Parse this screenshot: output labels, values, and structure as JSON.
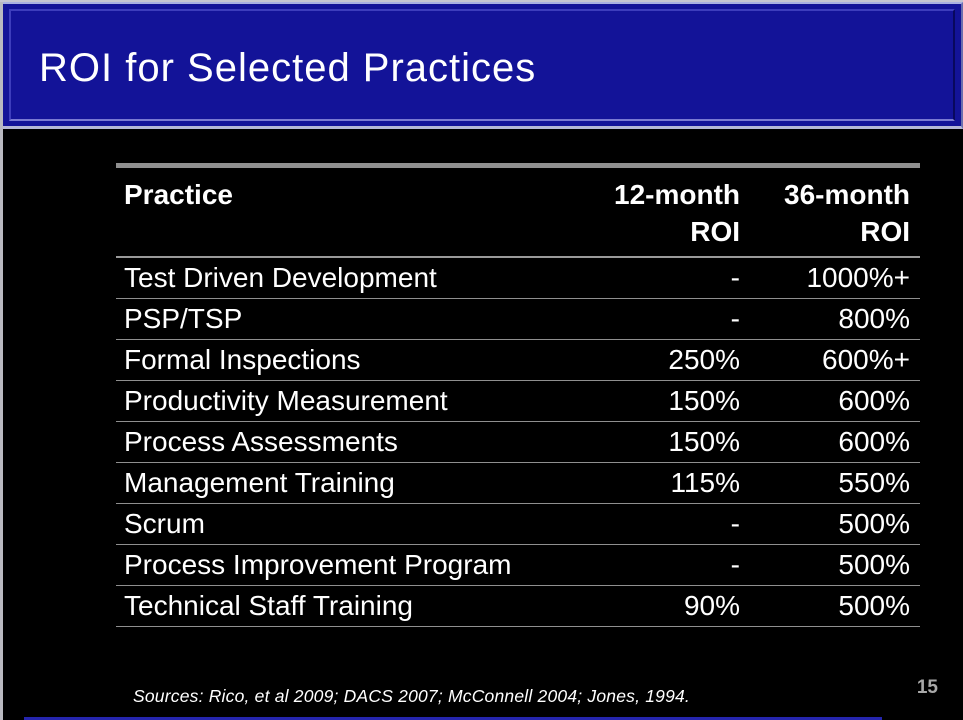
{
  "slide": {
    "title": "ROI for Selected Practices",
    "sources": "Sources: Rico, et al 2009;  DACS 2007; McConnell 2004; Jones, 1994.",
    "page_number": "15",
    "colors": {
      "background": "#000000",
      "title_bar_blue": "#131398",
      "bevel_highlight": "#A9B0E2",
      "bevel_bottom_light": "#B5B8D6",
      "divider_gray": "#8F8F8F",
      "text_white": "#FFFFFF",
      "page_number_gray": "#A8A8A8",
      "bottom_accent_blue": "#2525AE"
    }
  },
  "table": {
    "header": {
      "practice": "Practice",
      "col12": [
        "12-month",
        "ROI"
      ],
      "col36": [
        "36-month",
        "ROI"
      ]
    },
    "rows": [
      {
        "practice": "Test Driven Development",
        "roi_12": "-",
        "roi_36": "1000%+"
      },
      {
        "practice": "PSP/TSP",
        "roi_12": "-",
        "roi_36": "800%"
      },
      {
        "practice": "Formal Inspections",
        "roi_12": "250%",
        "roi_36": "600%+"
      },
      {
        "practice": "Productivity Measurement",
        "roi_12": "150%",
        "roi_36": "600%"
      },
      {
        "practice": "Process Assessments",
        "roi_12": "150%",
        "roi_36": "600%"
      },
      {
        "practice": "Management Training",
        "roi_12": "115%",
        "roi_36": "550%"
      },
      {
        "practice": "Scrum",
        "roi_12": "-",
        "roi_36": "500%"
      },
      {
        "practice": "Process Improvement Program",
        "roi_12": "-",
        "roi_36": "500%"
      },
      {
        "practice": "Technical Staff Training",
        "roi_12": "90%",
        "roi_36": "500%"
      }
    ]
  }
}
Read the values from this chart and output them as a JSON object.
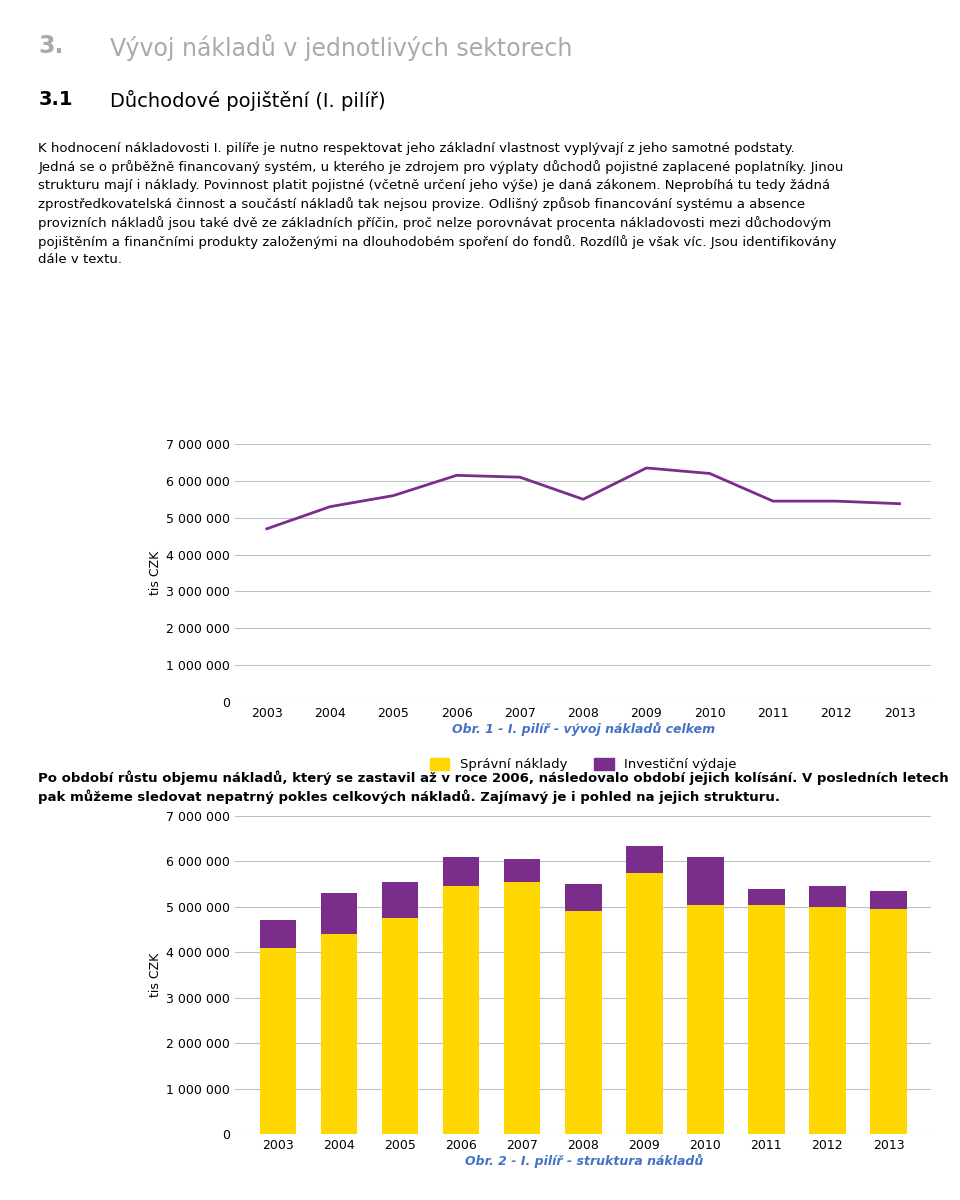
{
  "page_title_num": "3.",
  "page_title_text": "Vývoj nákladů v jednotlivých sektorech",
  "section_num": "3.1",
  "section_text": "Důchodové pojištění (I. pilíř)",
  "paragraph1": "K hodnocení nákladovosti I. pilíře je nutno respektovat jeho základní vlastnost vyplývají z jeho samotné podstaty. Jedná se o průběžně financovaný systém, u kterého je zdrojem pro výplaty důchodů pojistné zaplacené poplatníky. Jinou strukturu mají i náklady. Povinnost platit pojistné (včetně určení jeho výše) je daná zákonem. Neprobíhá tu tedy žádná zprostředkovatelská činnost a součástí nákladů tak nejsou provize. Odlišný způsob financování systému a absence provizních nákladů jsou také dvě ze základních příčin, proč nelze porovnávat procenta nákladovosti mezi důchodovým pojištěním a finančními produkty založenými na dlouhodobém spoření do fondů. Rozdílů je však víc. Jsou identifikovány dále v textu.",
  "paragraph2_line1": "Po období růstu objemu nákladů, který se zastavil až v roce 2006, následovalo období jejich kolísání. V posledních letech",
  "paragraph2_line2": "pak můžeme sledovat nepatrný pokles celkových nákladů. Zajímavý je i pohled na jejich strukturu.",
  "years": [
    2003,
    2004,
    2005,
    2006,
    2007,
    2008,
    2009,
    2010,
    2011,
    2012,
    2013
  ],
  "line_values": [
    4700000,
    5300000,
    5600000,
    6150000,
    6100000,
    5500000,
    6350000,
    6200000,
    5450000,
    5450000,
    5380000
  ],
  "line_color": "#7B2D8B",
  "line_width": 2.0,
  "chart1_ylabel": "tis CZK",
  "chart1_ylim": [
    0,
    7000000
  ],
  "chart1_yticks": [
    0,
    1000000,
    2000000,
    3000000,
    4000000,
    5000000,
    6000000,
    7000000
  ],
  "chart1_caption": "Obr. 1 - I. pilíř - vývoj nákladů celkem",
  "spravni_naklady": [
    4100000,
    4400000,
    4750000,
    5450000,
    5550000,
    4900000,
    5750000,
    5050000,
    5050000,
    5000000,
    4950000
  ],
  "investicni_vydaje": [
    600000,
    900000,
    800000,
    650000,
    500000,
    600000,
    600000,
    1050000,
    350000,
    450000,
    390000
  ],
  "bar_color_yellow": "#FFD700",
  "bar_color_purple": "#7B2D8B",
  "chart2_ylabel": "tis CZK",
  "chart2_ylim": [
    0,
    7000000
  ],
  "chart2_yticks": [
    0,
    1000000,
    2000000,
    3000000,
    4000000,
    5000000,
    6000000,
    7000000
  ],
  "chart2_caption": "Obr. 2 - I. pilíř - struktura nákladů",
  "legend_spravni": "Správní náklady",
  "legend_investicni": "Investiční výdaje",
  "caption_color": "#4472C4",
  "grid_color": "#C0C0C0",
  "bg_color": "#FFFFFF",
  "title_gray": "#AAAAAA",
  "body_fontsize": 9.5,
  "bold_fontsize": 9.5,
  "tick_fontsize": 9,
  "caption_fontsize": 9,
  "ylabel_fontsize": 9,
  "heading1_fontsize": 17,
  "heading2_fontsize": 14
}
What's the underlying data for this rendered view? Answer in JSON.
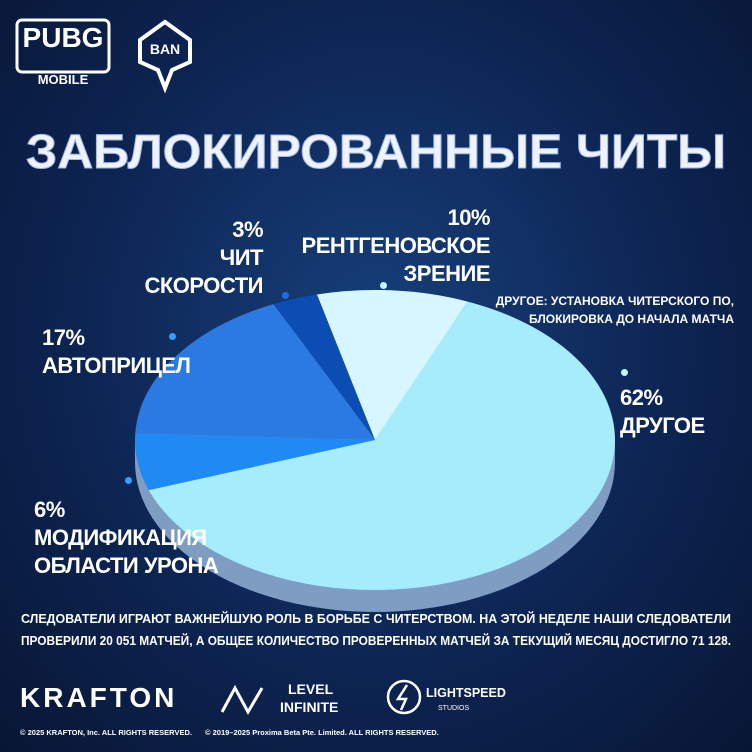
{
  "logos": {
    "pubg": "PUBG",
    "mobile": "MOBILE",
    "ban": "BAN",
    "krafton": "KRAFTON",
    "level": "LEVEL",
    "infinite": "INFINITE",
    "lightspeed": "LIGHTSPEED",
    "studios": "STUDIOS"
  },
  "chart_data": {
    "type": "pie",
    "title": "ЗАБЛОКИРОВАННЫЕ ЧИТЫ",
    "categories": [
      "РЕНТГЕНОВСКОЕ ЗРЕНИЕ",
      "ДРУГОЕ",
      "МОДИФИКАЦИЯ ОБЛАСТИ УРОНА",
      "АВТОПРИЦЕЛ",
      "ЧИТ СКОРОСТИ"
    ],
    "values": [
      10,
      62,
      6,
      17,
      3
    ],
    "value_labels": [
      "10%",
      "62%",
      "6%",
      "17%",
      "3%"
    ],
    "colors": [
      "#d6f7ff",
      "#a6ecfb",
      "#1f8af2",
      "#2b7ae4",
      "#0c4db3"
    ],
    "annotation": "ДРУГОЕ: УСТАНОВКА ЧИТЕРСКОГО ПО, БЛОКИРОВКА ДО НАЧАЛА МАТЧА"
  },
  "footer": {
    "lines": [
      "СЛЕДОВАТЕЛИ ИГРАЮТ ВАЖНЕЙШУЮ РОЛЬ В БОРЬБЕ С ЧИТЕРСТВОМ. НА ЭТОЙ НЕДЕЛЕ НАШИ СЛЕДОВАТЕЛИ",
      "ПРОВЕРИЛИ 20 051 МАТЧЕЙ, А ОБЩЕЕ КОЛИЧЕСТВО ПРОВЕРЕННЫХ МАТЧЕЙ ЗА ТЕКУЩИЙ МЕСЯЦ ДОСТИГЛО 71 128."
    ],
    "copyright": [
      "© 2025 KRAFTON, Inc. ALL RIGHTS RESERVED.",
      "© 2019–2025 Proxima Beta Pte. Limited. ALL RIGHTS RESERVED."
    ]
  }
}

────────────────

Your instructions: Reproduce the full listing above verbatim, with no pictures included.

Exercise response:
Parse this screenshot: output labels, values, and structure as JSON.
{
  "slide": {
    "title": "ROI for Selected Practices",
    "sources": "Sources: Rico, et al 2009;  DACS 2007; McConnell 2004; Jones, 1994.",
    "page_number": "15",
    "colors": {
      "background": "#000000",
      "title_bar_blue": "#131398",
      "bevel_highlight": "#A9B0E2",
      "bevel_bottom_light": "#B5B8D6",
      "divider_gray": "#8F8F8F",
      "text_white": "#FFFFFF",
      "page_number_gray": "#A8A8A8",
      "bottom_accent_blue": "#2525AE"
    }
  },
  "table": {
    "header": {
      "practice": "Practice",
      "col12": [
        "12-month",
        "ROI"
      ],
      "col36": [
        "36-month",
        "ROI"
      ]
    },
    "rows": [
      {
        "practice": "Test Driven Development",
        "roi_12": "-",
        "roi_36": "1000%+"
      },
      {
        "practice": "PSP/TSP",
        "roi_12": "-",
        "roi_36": "800%"
      },
      {
        "practice": "Formal Inspections",
        "roi_12": "250%",
        "roi_36": "600%+"
      },
      {
        "practice": "Productivity Measurement",
        "roi_12": "150%",
        "roi_36": "600%"
      },
      {
        "practice": "Process Assessments",
        "roi_12": "150%",
        "roi_36": "600%"
      },
      {
        "practice": "Management Training",
        "roi_12": "115%",
        "roi_36": "550%"
      },
      {
        "practice": "Scrum",
        "roi_12": "-",
        "roi_36": "500%"
      },
      {
        "practice": "Process Improvement Program",
        "roi_12": "-",
        "roi_36": "500%"
      },
      {
        "practice": "Technical Staff Training",
        "roi_12": "90%",
        "roi_36": "500%"
      }
    ]
  }
}
Read the values from this chart and output them as a JSON object.
{
  "page_title_num": "3.",
  "page_title_text": "Vývoj nákladů v jednotlivých sektorech",
  "section_num": "3.1",
  "section_text": "Důchodové pojištění (I. pilíř)",
  "paragraph1": "K hodnocení nákladovosti I. pilíře je nutno respektovat jeho základní vlastnost vyplývají z jeho samotné podstaty. Jedná se o průběžně financovaný systém, u kterého je zdrojem pro výplaty důchodů pojistné zaplacené poplatníky. Jinou strukturu mají i náklady. Povinnost platit pojistné (včetně určení jeho výše) je daná zákonem. Neprobíhá tu tedy žádná zprostředkovatelská činnost a součástí nákladů tak nejsou provize. Odlišný způsob financování systému a absence provizních nákladů jsou také dvě ze základních příčin, proč nelze porovnávat procenta nákladovosti mezi důchodovým pojištěním a finančními produkty založenými na dlouhodobém spoření do fondů. Rozdílů je však víc. Jsou identifikovány dále v textu.",
  "paragraph2_line1": "Po období růstu objemu nákladů, který se zastavil až v roce 2006, následovalo období jejich kolísání. V posledních letech",
  "paragraph2_line2": "pak můžeme sledovat nepatrný pokles celkových nákladů. Zajímavý je i pohled na jejich strukturu.",
  "years": [
    2003,
    2004,
    2005,
    2006,
    2007,
    2008,
    2009,
    2010,
    2011,
    2012,
    2013
  ],
  "line_values": [
    4700000,
    5300000,
    5600000,
    6150000,
    6100000,
    5500000,
    6350000,
    6200000,
    5450000,
    5450000,
    5380000
  ],
  "line_color": "#7B2D8B",
  "line_width": 2.0,
  "chart1_ylabel": "tis CZK",
  "chart1_ylim": [
    0,
    7000000
  ],
  "chart1_yticks": [
    0,
    1000000,
    2000000,
    3000000,
    4000000,
    5000000,
    6000000,
    7000000
  ],
  "chart1_caption": "Obr. 1 - I. pilíř - vývoj nákladů celkem",
  "spravni_naklady": [
    4100000,
    4400000,
    4750000,
    5450000,
    5550000,
    4900000,
    5750000,
    5050000,
    5050000,
    5000000,
    4950000
  ],
  "investicni_vydaje": [
    600000,
    900000,
    800000,
    650000,
    500000,
    600000,
    600000,
    1050000,
    350000,
    450000,
    390000
  ],
  "bar_color_yellow": "#FFD700",
  "bar_color_purple": "#7B2D8B",
  "chart2_ylabel": "tis CZK",
  "chart2_ylim": [
    0,
    7000000
  ],
  "chart2_yticks": [
    0,
    1000000,
    2000000,
    3000000,
    4000000,
    5000000,
    6000000,
    7000000
  ],
  "chart2_caption": "Obr. 2 - I. pilíř - struktura nákladů",
  "legend_spravni": "Správní náklady",
  "legend_investicni": "Investiční výdaje",
  "caption_color": "#4472C4",
  "grid_color": "#C0C0C0",
  "bg_color": "#FFFFFF",
  "title_gray": "#AAAAAA",
  "body_fontsize": 9.5,
  "bold_fontsize": 9.5,
  "tick_fontsize": 9,
  "caption_fontsize": 9,
  "ylabel_fontsize": 9,
  "heading1_fontsize": 17,
  "heading2_fontsize": 14
}
What's the underlying data for this rendered view? Answer in JSON.
{
  "logos": {
    "pubg": "PUBG",
    "mobile": "MOBILE",
    "ban": "BAN",
    "krafton": "KRAFTON",
    "level": "LEVEL",
    "infinite": "INFINITE",
    "lightspeed": "LIGHTSPEED",
    "studios": "STUDIOS"
  },
  "chart_data": {
    "type": "pie",
    "title": "ЗАБЛОКИРОВАННЫЕ ЧИТЫ",
    "categories": [
      "РЕНТГЕНОВСКОЕ ЗРЕНИЕ",
      "ДРУГОЕ",
      "МОДИФИКАЦИЯ ОБЛАСТИ УРОНА",
      "АВТОПРИЦЕЛ",
      "ЧИТ СКОРОСТИ"
    ],
    "values": [
      10,
      62,
      6,
      17,
      3
    ],
    "value_labels": [
      "10%",
      "62%",
      "6%",
      "17%",
      "3%"
    ],
    "colors": [
      "#d6f7ff",
      "#a6ecfb",
      "#1f8af2",
      "#2b7ae4",
      "#0c4db3"
    ],
    "annotation": "ДРУГОЕ: УСТАНОВКА ЧИТЕРСКОГО ПО, БЛОКИРОВКА ДО НАЧАЛА МАТЧА"
  },
  "footer": {
    "lines": [
      "СЛЕДОВАТЕЛИ ИГРАЮТ ВАЖНЕЙШУЮ РОЛЬ В БОРЬБЕ С ЧИТЕРСТВОМ. НА ЭТОЙ НЕДЕЛЕ НАШИ СЛЕДОВАТЕЛИ",
      "ПРОВЕРИЛИ 20 051 МАТЧЕЙ, А ОБЩЕЕ КОЛИЧЕСТВО ПРОВЕРЕННЫХ МАТЧЕЙ ЗА ТЕКУЩИЙ МЕСЯЦ ДОСТИГЛО 71 128."
    ],
    "copyright": [
      "© 2025 KRAFTON, Inc. ALL RIGHTS RESERVED.",
      "© 2019–2025 Proxima Beta Pte. Limited. ALL RIGHTS RESERVED."
    ]
  }
}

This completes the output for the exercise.